* **SHORT PROBLEM**
Of the lines in the entries below, state how many hold the word "verum". Say nothing else.
□ □ □ □
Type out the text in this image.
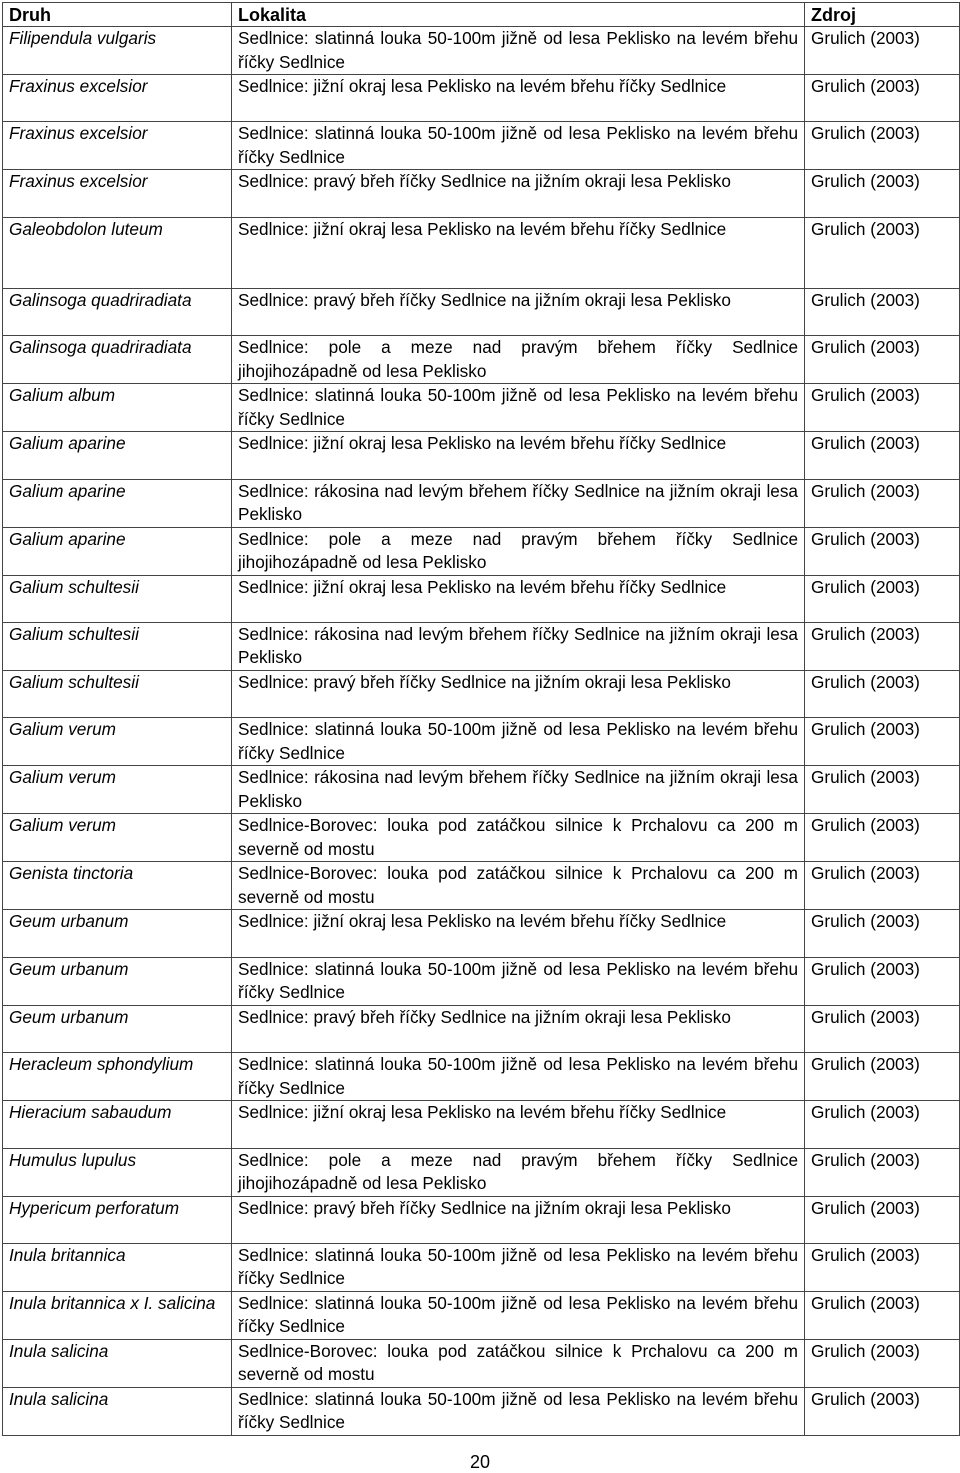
Druh	Lokalita	Zdroj
Filipendula vulgaris	Sedlnice: slatinná louka 50-100m jižně od lesa Peklisko na levém břehu říčky Sedlnice	Grulich (2003)
Fraxinus excelsior	Sedlnice: jižní okraj lesa Peklisko na levém břehu říčky Sedlnice	Grulich (2003)
Fraxinus excelsior	Sedlnice: slatinná louka 50-100m jižně od lesa Peklisko na levém břehu říčky Sedlnice	Grulich (2003)
Fraxinus excelsior	Sedlnice: pravý břeh říčky Sedlnice na jižním okraji lesa Peklisko	Grulich (2003)
Galeobdolon luteum	Sedlnice: jižní okraj lesa Peklisko na levém břehu říčky Sedlnice	Grulich (2003)
Galinsoga quadriradiata	Sedlnice: pravý břeh říčky Sedlnice na jižním okraji lesa Peklisko	Grulich (2003)
Galinsoga quadriradiata	Sedlnice: pole a meze nad pravým břehem říčky Sedlnice jihojihozápadně od lesa Peklisko	Grulich (2003)
Galium album	Sedlnice: slatinná louka 50-100m jižně od lesa Peklisko na levém břehu říčky Sedlnice	Grulich (2003)
Galium aparine	Sedlnice: jižní okraj lesa Peklisko na levém břehu říčky Sedlnice	Grulich (2003)
Galium aparine	Sedlnice: rákosina nad levým břehem říčky Sedlnice na jižním okraji lesa Peklisko	Grulich (2003)
Galium aparine	Sedlnice: pole a meze nad pravým břehem říčky Sedlnice jihojihozápadně od lesa Peklisko	Grulich (2003)
Galium schultesii	Sedlnice: jižní okraj lesa Peklisko na levém břehu říčky Sedlnice	Grulich (2003)
Galium schultesii	Sedlnice: rákosina nad levým břehem říčky Sedlnice na jižním okraji lesa Peklisko	Grulich (2003)
Galium schultesii	Sedlnice: pravý břeh říčky Sedlnice na jižním okraji lesa Peklisko	Grulich (2003)
Galium verum	Sedlnice: slatinná louka 50-100m jižně od lesa Peklisko na levém břehu říčky Sedlnice	Grulich (2003)
Galium verum	Sedlnice: rákosina nad levým břehem říčky Sedlnice na jižním okraji lesa Peklisko	Grulich (2003)
Galium verum	Sedlnice-Borovec: louka pod zatáčkou silnice k Prchalovu ca 200 m severně od mostu	Grulich (2003)
Genista tinctoria	Sedlnice-Borovec: louka pod zatáčkou silnice k Prchalovu ca 200 m severně od mostu	Grulich (2003)
Geum urbanum	Sedlnice: jižní okraj lesa Peklisko na levém břehu říčky Sedlnice	Grulich (2003)
Geum urbanum	Sedlnice: slatinná louka 50-100m jižně od lesa Peklisko na levém břehu říčky Sedlnice	Grulich (2003)
Geum urbanum	Sedlnice: pravý břeh říčky Sedlnice na jižním okraji lesa Peklisko	Grulich (2003)
Heracleum sphondylium	Sedlnice: slatinná louka 50-100m jižně od lesa Peklisko na levém břehu říčky Sedlnice	Grulich (2003)
Hieracium sabaudum	Sedlnice: jižní okraj lesa Peklisko na levém břehu říčky Sedlnice	Grulich (2003)
Humulus lupulus	Sedlnice: pole a meze nad pravým břehem říčky Sedlnice jihojihozápadně od lesa Peklisko	Grulich (2003)
Hypericum perforatum	Sedlnice: pravý břeh říčky Sedlnice na jižním okraji lesa Peklisko	Grulich (2003)
Inula britannica	Sedlnice: slatinná louka 50-100m jižně od lesa Peklisko na levém břehu říčky Sedlnice	Grulich (2003)
Inula britannica x I. salicina	Sedlnice: slatinná louka 50-100m jižně od lesa Peklisko na levém břehu říčky Sedlnice	Grulich (2003)
Inula salicina	Sedlnice-Borovec: louka pod zatáčkou silnice k Prchalovu ca 200 m severně od mostu	Grulich (2003)
Inula salicina	Sedlnice: slatinná louka 50-100m jižně od lesa Peklisko na levém břehu říčky Sedlnice	Grulich (2003)
20
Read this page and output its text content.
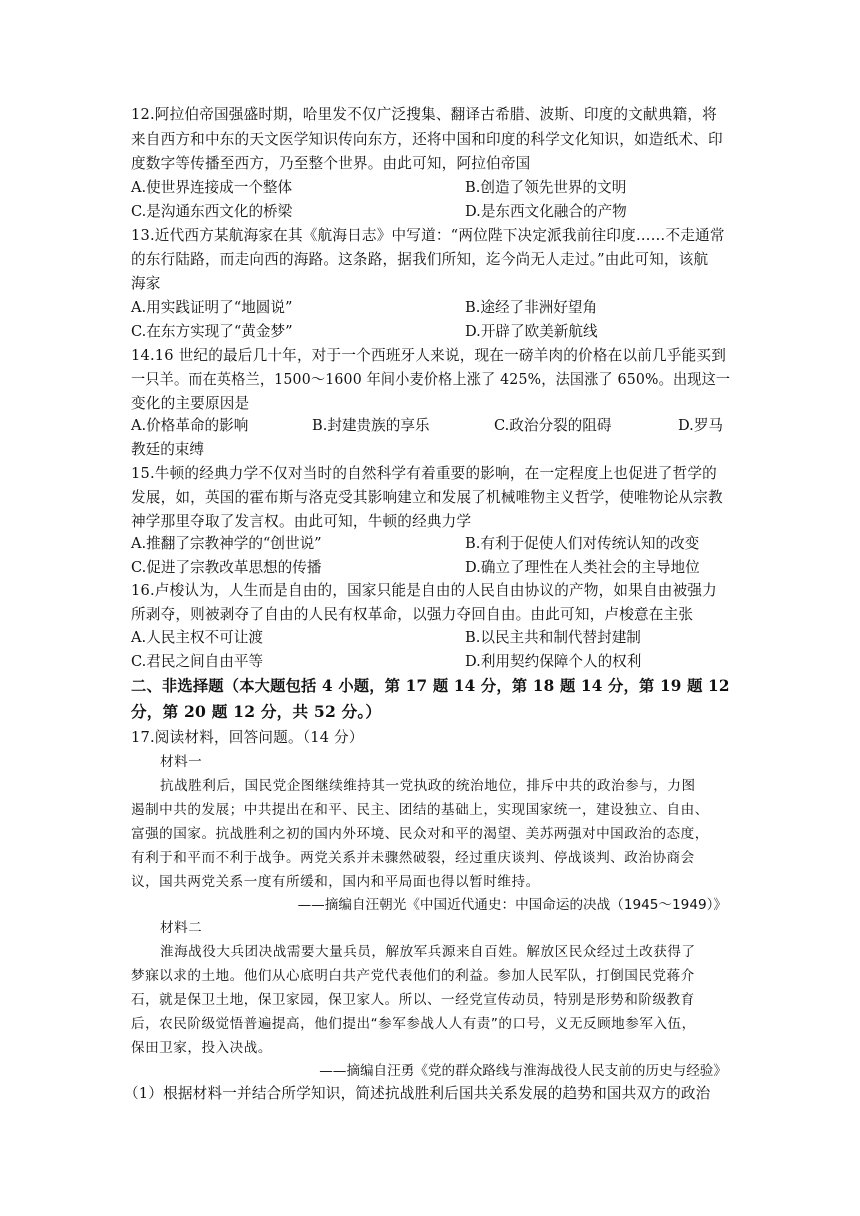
12.阿拉伯帝国强盛时期，哈里发不仅广泛搜集、翻译古希腊、波斯、印度的文献典籍，将
来自西方和中东的天文医学知识传向东方，还将中国和印度的科学文化知识，如造纸术、印
度数字等传播至西方，乃至整个世界。由此可知，阿拉伯帝国
A.使世界连接成一个整体	B.创造了领先世界的文明
C.是沟通东西文化的桥梁	D.是东西文化融合的产物
13.近代西方某航海家在其《航海日志》中写道：“两位陛下决定派我前往印度……不走通常
的东行陆路，而走向西的海路。这条路，据我们所知，迄今尚无人走过。”由此可知，该航
海家
A.用实践证明了“地圆说”	B.途经了非洲好望角
C.在东方实现了“黄金梦”	D.开辟了欧美新航线
14.16 世纪的最后几十年，对于一个西班牙人来说，现在一磅羊肉的价格在以前几乎能买到
一只羊。而在英格兰，1500～1600 年间小麦价格上涨了 425%，法国涨了 650%。出现这一
变化的主要原因是
A.价格革命的影响	B.封建贵族的享乐	C.政治分裂的阻碍	D.罗马
教廷的束缚
15.牛顿的经典力学不仅对当时的自然科学有着重要的影响，在一定程度上也促进了哲学的
发展，如，英国的霍布斯与洛克受其影响建立和发展了机械唯物主义哲学，使唯物论从宗教
神学那里夺取了发言权。由此可知，牛顿的经典力学
A.推翻了宗教神学的“创世说”	B.有利于促使人们对传统认知的改变
C.促进了宗教改革思想的传播	D.确立了理性在人类社会的主导地位
16.卢梭认为，人生而是自由的，国家只能是自由的人民自由协议的产物，如果自由被强力
所剥夺，则被剥夺了自由的人民有权革命，以强力夺回自由。由此可知，卢梭意在主张
A.人民主权不可让渡	B.以民主共和制代替封建制
C.君民之间自由平等	D.利用契约保障个人的权利
二、非选择题（本大题包括 4 小题，第 17 题 14 分，第 18 题 14 分，第 19 题 12
分，第 20 题 12 分，共 52 分。）
17.阅读材料，回答问题。（14 分）
材料一
抗战胜利后，国民党企图继续维持其一党执政的统治地位，排斥中共的政治参与，力图
遏制中共的发展；中共提出在和平、民主、团结的基础上，实现国家统一，建设独立、自由、
富强的国家。抗战胜利之初的国内外环境、民众对和平的渴望、美苏两强对中国政治的态度，
有利于和平而不利于战争。两党关系并未骤然破裂，经过重庆谈判、停战谈判、政治协商会
议，国共两党关系一度有所缓和，国内和平局面也得以暂时维持。
——摘编自汪朝光《中国近代通史：中国命运的决战（1945～1949）》
材料二
淮海战役大兵团决战需要大量兵员，解放军兵源来自百姓。解放区民众经过土改获得了
梦寐以求的土地。他们从心底明白共产党代表他们的利益。参加人民军队，打倒国民党蒋介
石，就是保卫土地，保卫家园，保卫家人。所以、一经党宣传动员，特别是形势和阶级教育
后，农民阶级觉悟普遍提高，他们提出“参军参战人人有责”的口号，义无反顾地参军入伍，
保田卫家，投入决战。
——摘编自汪勇《党的群众路线与淮海战役人民支前的历史与经验》
（1）根据材料一并结合所学知识，简述抗战胜利后国共关系发展的趋势和国共双方的政治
□ □ □ □
* **EXPECTED ANSWER**
3